Теперь выяснялось, судя по допросам Гладкова, что готовилось большое дело «книжников», по которому должен был сесть и Тарасенков. Но потом дело спустили на тормозах[161]. Спустя годы Гладков стал говорить, что его, мол, посадили, а Тарасенкова, о библиотеке которого все знали, почему-то нет. И снова пробрасывалась версия, что, мол, это неслучайно, что, наверное, тот был причастен к его аресту. Но сам факт передачи Гладкову накануне его ареста самого ценного, что было у Тарасенкова, а именно тщательно скрываемой цветаевской тетради (любая ее помета была для него бесценна), как раз говорил об обратном.
О Тарасенкове Гладков написал раздраженно и ревниво спустя годы во «Встречах с Пастернаком» — книге, основанной на дневниковых записях, хотя в ней многое написано уже ретроспективно, оттого очень многие факты смещаются.

* * * *

Пожалуйста, выпишите из исходного текста без изменений отрывок от «О Тарасенкове Гладков» до «многие факты смещаются.» включительно. Далее идут строки, это самостоятельный материал.

— Строки данных —
* * * *

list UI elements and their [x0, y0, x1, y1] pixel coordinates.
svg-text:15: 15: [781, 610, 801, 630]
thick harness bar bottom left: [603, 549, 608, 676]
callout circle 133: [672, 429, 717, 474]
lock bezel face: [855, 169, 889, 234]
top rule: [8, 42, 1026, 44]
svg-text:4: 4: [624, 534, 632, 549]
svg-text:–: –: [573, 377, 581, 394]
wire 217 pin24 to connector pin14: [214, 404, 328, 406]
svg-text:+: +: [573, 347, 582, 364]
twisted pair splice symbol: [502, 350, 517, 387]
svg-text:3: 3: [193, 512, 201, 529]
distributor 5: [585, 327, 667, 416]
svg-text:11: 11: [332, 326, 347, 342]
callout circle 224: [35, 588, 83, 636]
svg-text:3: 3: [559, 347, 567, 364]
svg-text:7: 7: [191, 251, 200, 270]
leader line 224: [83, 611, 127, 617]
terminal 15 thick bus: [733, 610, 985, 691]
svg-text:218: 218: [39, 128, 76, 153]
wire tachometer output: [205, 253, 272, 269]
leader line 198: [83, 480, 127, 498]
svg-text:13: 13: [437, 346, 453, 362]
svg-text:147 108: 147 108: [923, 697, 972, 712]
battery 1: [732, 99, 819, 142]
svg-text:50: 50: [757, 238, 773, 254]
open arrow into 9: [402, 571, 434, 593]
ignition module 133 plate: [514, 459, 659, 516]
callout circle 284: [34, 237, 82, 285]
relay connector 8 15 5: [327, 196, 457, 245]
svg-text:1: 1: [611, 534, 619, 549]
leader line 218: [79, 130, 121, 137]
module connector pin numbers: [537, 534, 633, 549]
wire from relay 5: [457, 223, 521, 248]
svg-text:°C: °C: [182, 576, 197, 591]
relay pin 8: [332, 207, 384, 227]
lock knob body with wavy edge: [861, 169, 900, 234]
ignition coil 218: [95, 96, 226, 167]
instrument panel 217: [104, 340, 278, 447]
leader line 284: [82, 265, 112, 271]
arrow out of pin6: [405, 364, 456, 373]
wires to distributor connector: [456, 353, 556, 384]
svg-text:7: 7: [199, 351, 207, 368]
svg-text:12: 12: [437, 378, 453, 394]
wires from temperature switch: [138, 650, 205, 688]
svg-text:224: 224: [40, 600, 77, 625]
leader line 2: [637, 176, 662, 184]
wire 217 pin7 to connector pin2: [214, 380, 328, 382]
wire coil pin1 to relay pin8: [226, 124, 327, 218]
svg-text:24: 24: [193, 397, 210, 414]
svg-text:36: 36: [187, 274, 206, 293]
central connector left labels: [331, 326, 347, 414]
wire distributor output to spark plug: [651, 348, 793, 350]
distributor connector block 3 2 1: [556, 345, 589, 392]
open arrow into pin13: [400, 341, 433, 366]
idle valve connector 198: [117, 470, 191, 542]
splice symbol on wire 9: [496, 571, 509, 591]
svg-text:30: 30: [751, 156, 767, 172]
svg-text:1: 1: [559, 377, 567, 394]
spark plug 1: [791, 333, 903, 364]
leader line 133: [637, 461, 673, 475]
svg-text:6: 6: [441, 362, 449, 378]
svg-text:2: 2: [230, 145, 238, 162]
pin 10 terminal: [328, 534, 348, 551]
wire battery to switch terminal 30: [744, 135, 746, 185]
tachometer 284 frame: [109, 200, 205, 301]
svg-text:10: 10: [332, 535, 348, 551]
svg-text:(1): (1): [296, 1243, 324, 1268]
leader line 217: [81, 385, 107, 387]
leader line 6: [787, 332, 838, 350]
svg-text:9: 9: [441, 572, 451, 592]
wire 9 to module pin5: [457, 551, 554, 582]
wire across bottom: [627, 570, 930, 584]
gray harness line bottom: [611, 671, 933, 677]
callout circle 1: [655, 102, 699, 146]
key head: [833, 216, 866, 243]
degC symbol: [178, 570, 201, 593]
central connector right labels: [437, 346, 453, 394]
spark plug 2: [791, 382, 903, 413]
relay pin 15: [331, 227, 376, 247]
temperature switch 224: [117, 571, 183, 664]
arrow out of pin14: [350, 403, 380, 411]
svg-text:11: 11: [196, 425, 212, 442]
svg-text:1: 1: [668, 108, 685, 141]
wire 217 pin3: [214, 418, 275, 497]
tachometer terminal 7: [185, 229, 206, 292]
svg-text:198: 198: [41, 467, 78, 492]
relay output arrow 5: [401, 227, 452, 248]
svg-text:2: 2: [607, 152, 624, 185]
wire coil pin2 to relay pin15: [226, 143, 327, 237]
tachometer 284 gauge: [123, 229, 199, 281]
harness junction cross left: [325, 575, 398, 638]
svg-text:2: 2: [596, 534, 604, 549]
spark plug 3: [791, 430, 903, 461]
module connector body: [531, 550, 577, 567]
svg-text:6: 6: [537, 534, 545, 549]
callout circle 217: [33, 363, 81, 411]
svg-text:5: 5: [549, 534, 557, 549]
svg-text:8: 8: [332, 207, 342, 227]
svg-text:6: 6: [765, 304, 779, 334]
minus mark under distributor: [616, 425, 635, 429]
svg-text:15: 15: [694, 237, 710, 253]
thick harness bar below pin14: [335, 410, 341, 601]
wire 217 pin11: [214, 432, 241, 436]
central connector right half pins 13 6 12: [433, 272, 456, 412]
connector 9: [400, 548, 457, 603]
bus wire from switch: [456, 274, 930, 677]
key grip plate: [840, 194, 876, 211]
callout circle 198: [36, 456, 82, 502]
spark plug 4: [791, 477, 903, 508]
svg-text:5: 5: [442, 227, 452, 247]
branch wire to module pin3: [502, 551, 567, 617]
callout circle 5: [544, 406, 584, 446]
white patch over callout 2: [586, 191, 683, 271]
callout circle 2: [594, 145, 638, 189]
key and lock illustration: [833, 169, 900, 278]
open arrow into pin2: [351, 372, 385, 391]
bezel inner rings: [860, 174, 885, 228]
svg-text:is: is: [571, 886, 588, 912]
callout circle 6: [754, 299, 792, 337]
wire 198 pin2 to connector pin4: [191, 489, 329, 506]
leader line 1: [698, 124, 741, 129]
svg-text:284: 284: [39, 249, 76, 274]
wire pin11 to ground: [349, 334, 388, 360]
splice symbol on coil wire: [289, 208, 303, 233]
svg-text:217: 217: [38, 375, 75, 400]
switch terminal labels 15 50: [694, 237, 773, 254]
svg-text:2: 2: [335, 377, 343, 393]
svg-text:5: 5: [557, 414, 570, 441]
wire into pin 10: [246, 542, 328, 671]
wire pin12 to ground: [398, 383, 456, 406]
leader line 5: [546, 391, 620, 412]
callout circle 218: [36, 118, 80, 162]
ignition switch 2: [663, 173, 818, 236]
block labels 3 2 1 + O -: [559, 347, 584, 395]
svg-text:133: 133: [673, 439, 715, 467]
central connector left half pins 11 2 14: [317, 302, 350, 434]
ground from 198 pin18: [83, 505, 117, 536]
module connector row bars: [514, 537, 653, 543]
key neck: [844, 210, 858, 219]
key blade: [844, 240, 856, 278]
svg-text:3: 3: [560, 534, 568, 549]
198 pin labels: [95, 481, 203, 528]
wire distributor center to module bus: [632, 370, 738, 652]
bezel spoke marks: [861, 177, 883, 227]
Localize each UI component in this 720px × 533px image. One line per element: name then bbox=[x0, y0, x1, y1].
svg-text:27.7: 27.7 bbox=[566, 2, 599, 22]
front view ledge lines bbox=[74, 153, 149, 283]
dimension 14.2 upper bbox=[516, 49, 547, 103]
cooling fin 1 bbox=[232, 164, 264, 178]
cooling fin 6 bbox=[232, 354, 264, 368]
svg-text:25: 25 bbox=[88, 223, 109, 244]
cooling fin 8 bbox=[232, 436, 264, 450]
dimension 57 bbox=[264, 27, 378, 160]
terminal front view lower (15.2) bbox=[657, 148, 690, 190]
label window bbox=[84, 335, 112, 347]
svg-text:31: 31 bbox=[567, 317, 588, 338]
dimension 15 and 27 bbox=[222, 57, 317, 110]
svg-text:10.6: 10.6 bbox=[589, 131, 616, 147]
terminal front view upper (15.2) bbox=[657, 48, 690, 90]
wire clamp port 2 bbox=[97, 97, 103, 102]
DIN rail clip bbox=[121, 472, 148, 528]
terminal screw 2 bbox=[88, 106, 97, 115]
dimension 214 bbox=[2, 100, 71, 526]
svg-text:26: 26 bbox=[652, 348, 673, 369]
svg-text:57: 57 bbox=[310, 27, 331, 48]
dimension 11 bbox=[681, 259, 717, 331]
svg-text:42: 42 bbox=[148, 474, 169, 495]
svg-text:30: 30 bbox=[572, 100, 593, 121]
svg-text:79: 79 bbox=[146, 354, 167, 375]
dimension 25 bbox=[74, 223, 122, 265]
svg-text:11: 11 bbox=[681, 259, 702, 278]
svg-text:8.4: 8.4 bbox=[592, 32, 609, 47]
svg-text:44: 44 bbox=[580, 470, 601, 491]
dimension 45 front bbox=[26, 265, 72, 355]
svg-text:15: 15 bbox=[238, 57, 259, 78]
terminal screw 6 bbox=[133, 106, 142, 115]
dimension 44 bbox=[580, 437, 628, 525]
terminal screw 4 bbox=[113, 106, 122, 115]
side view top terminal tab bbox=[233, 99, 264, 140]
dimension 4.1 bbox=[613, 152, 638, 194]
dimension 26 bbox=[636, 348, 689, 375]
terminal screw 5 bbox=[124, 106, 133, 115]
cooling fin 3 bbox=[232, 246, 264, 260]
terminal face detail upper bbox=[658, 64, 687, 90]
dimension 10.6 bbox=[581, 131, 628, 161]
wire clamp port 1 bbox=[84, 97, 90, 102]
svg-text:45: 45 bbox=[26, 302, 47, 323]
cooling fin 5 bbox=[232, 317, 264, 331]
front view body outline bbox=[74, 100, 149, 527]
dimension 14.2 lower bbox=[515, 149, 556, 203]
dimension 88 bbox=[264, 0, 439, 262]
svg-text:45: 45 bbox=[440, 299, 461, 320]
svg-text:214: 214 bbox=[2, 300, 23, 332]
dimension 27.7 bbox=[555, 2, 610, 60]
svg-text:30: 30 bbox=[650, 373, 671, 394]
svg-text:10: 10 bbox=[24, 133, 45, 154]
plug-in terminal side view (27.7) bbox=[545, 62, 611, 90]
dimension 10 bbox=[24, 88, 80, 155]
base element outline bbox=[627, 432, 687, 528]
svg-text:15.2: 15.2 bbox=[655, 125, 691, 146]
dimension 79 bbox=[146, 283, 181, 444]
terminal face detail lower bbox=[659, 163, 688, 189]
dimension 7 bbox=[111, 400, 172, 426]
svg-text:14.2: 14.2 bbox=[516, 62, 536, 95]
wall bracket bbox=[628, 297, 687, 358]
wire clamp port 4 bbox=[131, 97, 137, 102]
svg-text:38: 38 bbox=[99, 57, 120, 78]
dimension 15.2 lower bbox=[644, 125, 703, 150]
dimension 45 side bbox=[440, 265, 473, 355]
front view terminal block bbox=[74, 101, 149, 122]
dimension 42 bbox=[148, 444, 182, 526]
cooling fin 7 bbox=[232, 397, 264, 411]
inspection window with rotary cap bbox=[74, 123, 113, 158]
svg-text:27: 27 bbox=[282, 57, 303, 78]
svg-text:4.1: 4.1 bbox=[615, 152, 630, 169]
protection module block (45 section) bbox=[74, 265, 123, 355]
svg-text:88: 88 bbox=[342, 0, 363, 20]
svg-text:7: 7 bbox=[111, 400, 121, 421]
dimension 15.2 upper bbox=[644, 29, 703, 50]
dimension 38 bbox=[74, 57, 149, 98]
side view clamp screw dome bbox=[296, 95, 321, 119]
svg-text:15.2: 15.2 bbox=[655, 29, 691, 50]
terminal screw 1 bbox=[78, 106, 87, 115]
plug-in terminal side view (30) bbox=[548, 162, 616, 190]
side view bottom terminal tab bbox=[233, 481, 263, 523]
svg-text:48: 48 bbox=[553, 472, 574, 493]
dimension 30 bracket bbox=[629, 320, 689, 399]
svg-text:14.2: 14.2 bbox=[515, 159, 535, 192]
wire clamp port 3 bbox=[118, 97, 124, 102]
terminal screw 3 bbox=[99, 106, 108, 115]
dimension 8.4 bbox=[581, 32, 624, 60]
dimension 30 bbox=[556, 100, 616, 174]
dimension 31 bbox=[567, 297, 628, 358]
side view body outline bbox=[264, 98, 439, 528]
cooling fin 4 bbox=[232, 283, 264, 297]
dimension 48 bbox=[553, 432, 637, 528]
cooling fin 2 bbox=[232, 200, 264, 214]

* * * *

— Результат выполнения —
О Тарасенкове Гладков написал раздраженно и ревниво спустя годы во «Встречах с Пастернаком» — книге, основанной на дневниковых записях, хотя в ней многое написано уже ретроспективно, оттого очень многие факты смещаются.